> [Given task]: Locate each line with the string "solve" in the listing below and copy it.

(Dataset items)
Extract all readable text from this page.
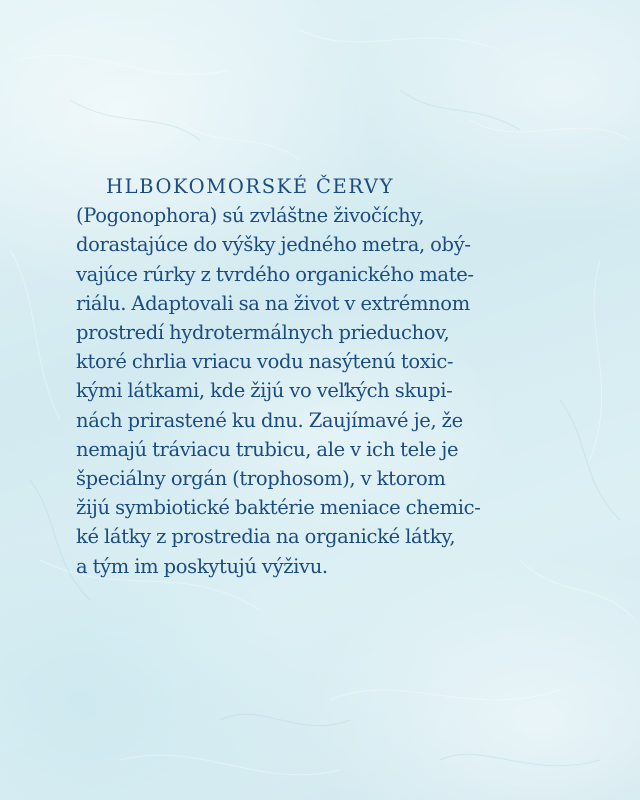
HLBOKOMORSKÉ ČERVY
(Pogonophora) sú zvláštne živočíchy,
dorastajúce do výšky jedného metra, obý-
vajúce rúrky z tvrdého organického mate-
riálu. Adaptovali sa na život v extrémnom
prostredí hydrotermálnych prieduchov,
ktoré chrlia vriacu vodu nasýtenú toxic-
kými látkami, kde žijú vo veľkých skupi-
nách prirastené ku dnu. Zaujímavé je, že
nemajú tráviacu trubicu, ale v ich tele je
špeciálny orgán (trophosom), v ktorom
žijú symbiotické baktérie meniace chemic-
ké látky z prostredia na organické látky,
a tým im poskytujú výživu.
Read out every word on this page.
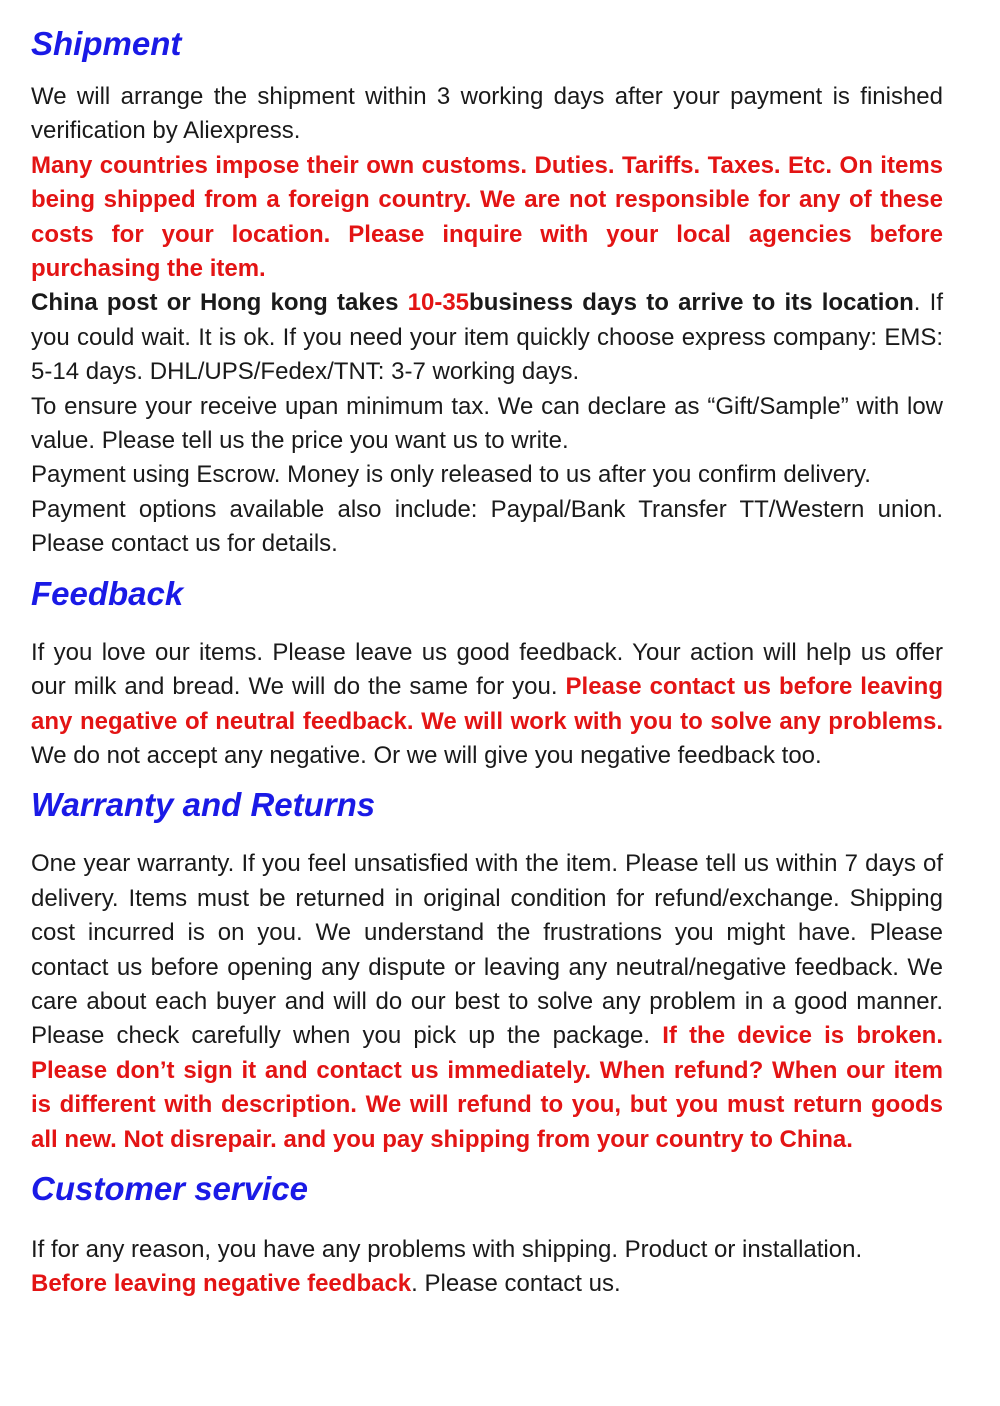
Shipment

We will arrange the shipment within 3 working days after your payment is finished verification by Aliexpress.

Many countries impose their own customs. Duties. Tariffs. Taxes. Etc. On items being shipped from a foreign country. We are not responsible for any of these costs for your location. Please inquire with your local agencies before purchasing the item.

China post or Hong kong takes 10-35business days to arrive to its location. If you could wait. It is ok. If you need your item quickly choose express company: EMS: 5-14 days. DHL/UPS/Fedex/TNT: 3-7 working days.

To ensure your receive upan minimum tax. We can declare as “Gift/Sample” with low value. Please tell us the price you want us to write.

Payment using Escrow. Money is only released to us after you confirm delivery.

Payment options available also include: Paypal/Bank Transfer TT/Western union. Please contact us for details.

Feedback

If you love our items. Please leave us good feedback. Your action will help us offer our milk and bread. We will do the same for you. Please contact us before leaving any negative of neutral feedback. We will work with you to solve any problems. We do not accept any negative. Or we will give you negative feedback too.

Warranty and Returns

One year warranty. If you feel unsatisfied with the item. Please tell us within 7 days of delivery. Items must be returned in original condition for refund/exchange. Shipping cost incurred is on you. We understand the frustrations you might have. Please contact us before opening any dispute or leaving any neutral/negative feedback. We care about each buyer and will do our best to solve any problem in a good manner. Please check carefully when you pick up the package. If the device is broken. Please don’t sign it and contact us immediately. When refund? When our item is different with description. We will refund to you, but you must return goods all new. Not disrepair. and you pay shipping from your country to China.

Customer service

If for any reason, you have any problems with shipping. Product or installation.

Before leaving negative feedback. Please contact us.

> [Solution]:
If you love our items. Please leave us good feedback. Your action will help us offer our milk and bread. We will do the same for you. Please contact us before leaving any negative of neutral feedback. We will work with you to solve any problems. We do not accept any negative. Or we will give you negative feedback too.
One year warranty. If you feel unsatisfied with the item. Please tell us within 7 days of delivery. Items must be returned in original condition for refund/exchange. Shipping cost incurred is on you. We understand the frustrations you might have. Please contact us before opening any dispute or leaving any neutral/negative feedback. We care about each buyer and will do our best to solve any problem in a good manner. Please check carefully when you pick up the package. If the device is broken. Please don’t sign it and contact us immediately. When refund? When our item is different with description. We will refund to you, but you must return goods all new. Not disrepair. and you pay shipping from your country to China.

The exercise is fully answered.